■ REQUEST:
Could you write out the records below exactly as they appear, leaving out any pictures?
═══ SUPPLIED RECORDS ═══
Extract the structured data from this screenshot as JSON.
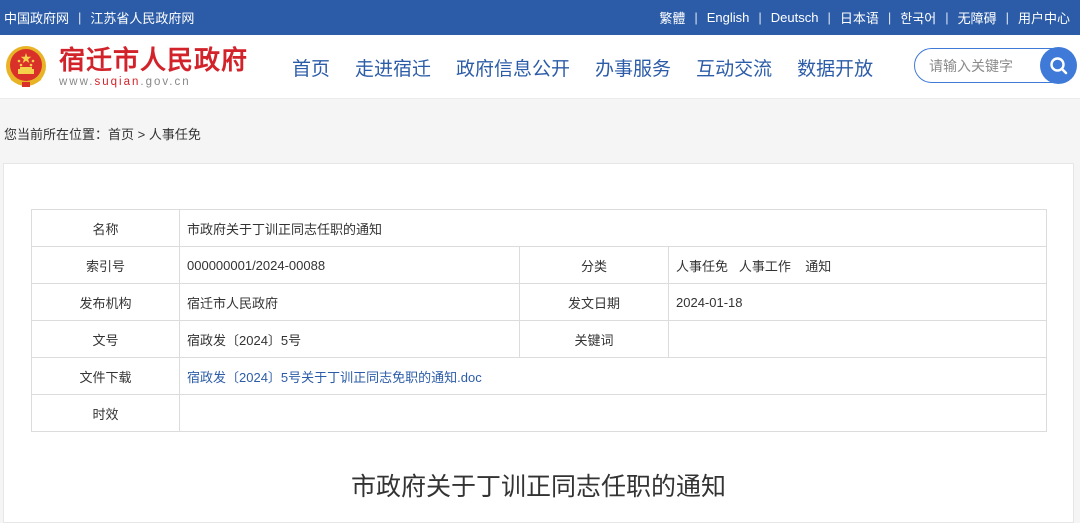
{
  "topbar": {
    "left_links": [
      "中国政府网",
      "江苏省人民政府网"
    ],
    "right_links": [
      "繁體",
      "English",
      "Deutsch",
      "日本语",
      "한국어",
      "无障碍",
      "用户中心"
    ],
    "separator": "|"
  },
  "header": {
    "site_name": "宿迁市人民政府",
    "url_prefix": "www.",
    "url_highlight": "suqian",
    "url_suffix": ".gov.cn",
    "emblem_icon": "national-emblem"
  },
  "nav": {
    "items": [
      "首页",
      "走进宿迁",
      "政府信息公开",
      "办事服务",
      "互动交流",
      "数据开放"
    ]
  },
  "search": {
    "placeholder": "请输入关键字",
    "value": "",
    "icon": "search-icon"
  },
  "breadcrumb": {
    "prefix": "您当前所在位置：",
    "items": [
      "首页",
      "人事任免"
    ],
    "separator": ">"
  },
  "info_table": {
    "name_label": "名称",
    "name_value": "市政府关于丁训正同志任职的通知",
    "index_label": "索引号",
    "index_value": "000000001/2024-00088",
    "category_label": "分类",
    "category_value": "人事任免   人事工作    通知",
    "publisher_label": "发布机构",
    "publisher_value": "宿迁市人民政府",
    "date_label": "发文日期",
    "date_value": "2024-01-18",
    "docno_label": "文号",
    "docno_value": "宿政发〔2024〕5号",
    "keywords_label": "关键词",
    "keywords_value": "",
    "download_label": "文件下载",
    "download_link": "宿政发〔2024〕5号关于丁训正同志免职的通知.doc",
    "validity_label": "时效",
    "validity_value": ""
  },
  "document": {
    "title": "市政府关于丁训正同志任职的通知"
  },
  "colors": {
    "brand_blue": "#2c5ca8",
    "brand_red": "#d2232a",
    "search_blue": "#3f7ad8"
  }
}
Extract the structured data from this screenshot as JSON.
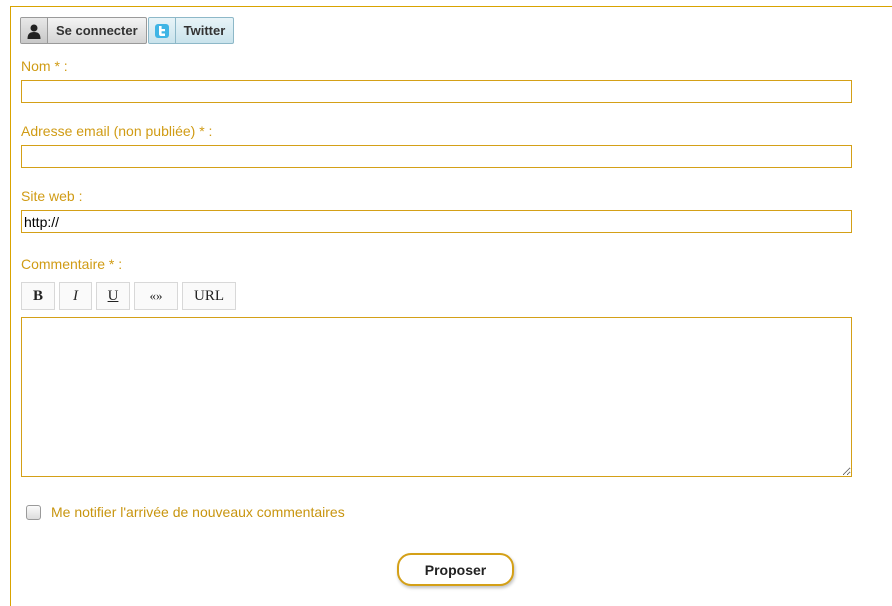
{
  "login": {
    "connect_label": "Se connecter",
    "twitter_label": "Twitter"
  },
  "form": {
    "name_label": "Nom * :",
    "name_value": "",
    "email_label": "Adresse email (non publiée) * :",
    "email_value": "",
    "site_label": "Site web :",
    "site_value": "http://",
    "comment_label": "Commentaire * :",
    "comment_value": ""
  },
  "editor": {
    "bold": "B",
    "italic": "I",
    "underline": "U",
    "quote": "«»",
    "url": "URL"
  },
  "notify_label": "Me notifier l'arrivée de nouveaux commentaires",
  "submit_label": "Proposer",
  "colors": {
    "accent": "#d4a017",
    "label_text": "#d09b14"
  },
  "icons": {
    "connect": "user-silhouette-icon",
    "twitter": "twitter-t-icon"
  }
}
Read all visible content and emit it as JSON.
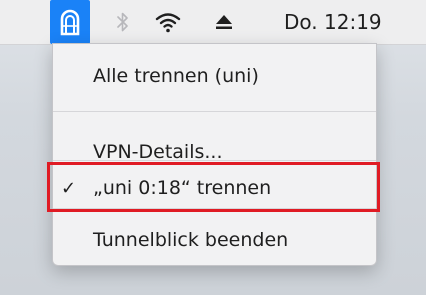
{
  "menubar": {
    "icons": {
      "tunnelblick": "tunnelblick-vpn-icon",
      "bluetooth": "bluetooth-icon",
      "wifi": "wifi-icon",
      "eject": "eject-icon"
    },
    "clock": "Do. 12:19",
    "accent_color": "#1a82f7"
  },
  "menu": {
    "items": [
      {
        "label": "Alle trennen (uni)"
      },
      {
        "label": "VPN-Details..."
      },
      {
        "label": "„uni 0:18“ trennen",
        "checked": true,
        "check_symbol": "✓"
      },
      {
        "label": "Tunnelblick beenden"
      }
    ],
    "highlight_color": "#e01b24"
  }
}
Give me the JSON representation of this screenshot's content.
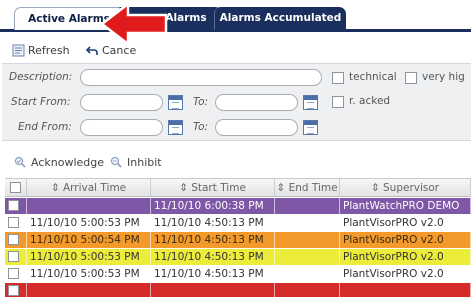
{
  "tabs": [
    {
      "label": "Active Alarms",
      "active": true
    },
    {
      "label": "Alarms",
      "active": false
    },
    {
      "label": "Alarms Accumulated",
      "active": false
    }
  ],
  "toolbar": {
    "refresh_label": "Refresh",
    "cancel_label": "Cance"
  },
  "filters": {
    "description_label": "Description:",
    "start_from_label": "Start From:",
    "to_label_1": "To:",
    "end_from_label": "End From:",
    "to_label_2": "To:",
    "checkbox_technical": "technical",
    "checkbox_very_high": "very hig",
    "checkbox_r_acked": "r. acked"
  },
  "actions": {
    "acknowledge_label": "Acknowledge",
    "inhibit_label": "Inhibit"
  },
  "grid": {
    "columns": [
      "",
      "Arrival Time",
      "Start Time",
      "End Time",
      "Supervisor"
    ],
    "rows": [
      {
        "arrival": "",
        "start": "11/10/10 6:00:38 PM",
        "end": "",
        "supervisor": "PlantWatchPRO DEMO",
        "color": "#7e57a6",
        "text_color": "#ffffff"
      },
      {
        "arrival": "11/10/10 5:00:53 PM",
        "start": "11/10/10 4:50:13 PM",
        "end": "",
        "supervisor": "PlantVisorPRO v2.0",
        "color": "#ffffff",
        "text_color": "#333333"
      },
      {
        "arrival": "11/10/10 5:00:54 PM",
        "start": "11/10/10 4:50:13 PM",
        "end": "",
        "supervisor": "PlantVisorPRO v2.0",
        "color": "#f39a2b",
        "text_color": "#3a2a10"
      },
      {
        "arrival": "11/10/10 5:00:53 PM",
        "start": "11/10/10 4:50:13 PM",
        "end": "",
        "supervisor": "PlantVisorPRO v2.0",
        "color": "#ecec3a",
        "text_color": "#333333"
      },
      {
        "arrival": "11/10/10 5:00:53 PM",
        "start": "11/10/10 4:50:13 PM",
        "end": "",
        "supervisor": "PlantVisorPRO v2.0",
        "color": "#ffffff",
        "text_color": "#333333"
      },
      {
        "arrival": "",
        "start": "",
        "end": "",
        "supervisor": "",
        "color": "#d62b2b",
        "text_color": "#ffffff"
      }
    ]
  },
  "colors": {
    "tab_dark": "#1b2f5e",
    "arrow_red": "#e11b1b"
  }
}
═══
■ SOLUTION TO THIS TASK:
Extract the structured data from this screenshot as JSON.
{
  "topbar": {
    "left_links": [
      "中国政府网",
      "江苏省人民政府网"
    ],
    "right_links": [
      "繁體",
      "English",
      "Deutsch",
      "日本语",
      "한국어",
      "无障碍",
      "用户中心"
    ],
    "separator": "|"
  },
  "header": {
    "site_name": "宿迁市人民政府",
    "url_prefix": "www.",
    "url_highlight": "suqian",
    "url_suffix": ".gov.cn",
    "emblem_icon": "national-emblem"
  },
  "nav": {
    "items": [
      "首页",
      "走进宿迁",
      "政府信息公开",
      "办事服务",
      "互动交流",
      "数据开放"
    ]
  },
  "search": {
    "placeholder": "请输入关键字",
    "value": "",
    "icon": "search-icon"
  },
  "breadcrumb": {
    "prefix": "您当前所在位置：",
    "items": [
      "首页",
      "人事任免"
    ],
    "separator": ">"
  },
  "info_table": {
    "name_label": "名称",
    "name_value": "市政府关于丁训正同志任职的通知",
    "index_label": "索引号",
    "index_value": "000000001/2024-00088",
    "category_label": "分类",
    "category_value": "人事任免   人事工作    通知",
    "publisher_label": "发布机构",
    "publisher_value": "宿迁市人民政府",
    "date_label": "发文日期",
    "date_value": "2024-01-18",
    "docno_label": "文号",
    "docno_value": "宿政发〔2024〕5号",
    "keywords_label": "关键词",
    "keywords_value": "",
    "download_label": "文件下载",
    "download_link": "宿政发〔2024〕5号关于丁训正同志免职的通知.doc",
    "validity_label": "时效",
    "validity_value": ""
  },
  "document": {
    "title": "市政府关于丁训正同志任职的通知"
  },
  "colors": {
    "brand_blue": "#2c5ca8",
    "brand_red": "#d2232a",
    "search_blue": "#3f7ad8"
  }
}
Extract the structured data from this screenshot as JSON.
{
  "login": {
    "connect_label": "Se connecter",
    "twitter_label": "Twitter"
  },
  "form": {
    "name_label": "Nom * :",
    "name_value": "",
    "email_label": "Adresse email (non publiée) * :",
    "email_value": "",
    "site_label": "Site web :",
    "site_value": "http://",
    "comment_label": "Commentaire * :",
    "comment_value": ""
  },
  "editor": {
    "bold": "B",
    "italic": "I",
    "underline": "U",
    "quote": "«»",
    "url": "URL"
  },
  "notify_label": "Me notifier l'arrivée de nouveaux commentaires",
  "submit_label": "Proposer",
  "colors": {
    "accent": "#d4a017",
    "label_text": "#d09b14"
  },
  "icons": {
    "connect": "user-silhouette-icon",
    "twitter": "twitter-t-icon"
  }
}
Read all visible content and emit it as JSON.
{
  "menubar": {
    "icons": {
      "tunnelblick": "tunnelblick-vpn-icon",
      "bluetooth": "bluetooth-icon",
      "wifi": "wifi-icon",
      "eject": "eject-icon"
    },
    "clock": "Do. 12:19",
    "accent_color": "#1a82f7"
  },
  "menu": {
    "items": [
      {
        "label": "Alle trennen (uni)"
      },
      {
        "label": "VPN-Details..."
      },
      {
        "label": "„uni 0:18“ trennen",
        "checked": true,
        "check_symbol": "✓"
      },
      {
        "label": "Tunnelblick beenden"
      }
    ],
    "highlight_color": "#e01b24"
  }
}
Give me the JSON representation of this screenshot's content.
{
  "tabs": [
    {
      "label": "Active Alarms",
      "active": true
    },
    {
      "label": "Alarms",
      "active": false
    },
    {
      "label": "Alarms Accumulated",
      "active": false
    }
  ],
  "toolbar": {
    "refresh_label": "Refresh",
    "cancel_label": "Cance"
  },
  "filters": {
    "description_label": "Description:",
    "start_from_label": "Start From:",
    "to_label_1": "To:",
    "end_from_label": "End From:",
    "to_label_2": "To:",
    "checkbox_technical": "technical",
    "checkbox_very_high": "very hig",
    "checkbox_r_acked": "r. acked"
  },
  "actions": {
    "acknowledge_label": "Acknowledge",
    "inhibit_label": "Inhibit"
  },
  "grid": {
    "columns": [
      "",
      "Arrival Time",
      "Start Time",
      "End Time",
      "Supervisor"
    ],
    "rows": [
      {
        "arrival": "",
        "start": "11/10/10 6:00:38 PM",
        "end": "",
        "supervisor": "PlantWatchPRO DEMO",
        "color": "#7e57a6",
        "text_color": "#ffffff"
      },
      {
        "arrival": "11/10/10 5:00:53 PM",
        "start": "11/10/10 4:50:13 PM",
        "end": "",
        "supervisor": "PlantVisorPRO v2.0",
        "color": "#ffffff",
        "text_color": "#333333"
      },
      {
        "arrival": "11/10/10 5:00:54 PM",
        "start": "11/10/10 4:50:13 PM",
        "end": "",
        "supervisor": "PlantVisorPRO v2.0",
        "color": "#f39a2b",
        "text_color": "#3a2a10"
      },
      {
        "arrival": "11/10/10 5:00:53 PM",
        "start": "11/10/10 4:50:13 PM",
        "end": "",
        "supervisor": "PlantVisorPRO v2.0",
        "color": "#ecec3a",
        "text_color": "#333333"
      },
      {
        "arrival": "11/10/10 5:00:53 PM",
        "start": "11/10/10 4:50:13 PM",
        "end": "",
        "supervisor": "PlantVisorPRO v2.0",
        "color": "#ffffff",
        "text_color": "#333333"
      },
      {
        "arrival": "",
        "start": "",
        "end": "",
        "supervisor": "",
        "color": "#d62b2b",
        "text_color": "#ffffff"
      }
    ]
  },
  "colors": {
    "tab_dark": "#1b2f5e",
    "arrow_red": "#e11b1b"
  }
}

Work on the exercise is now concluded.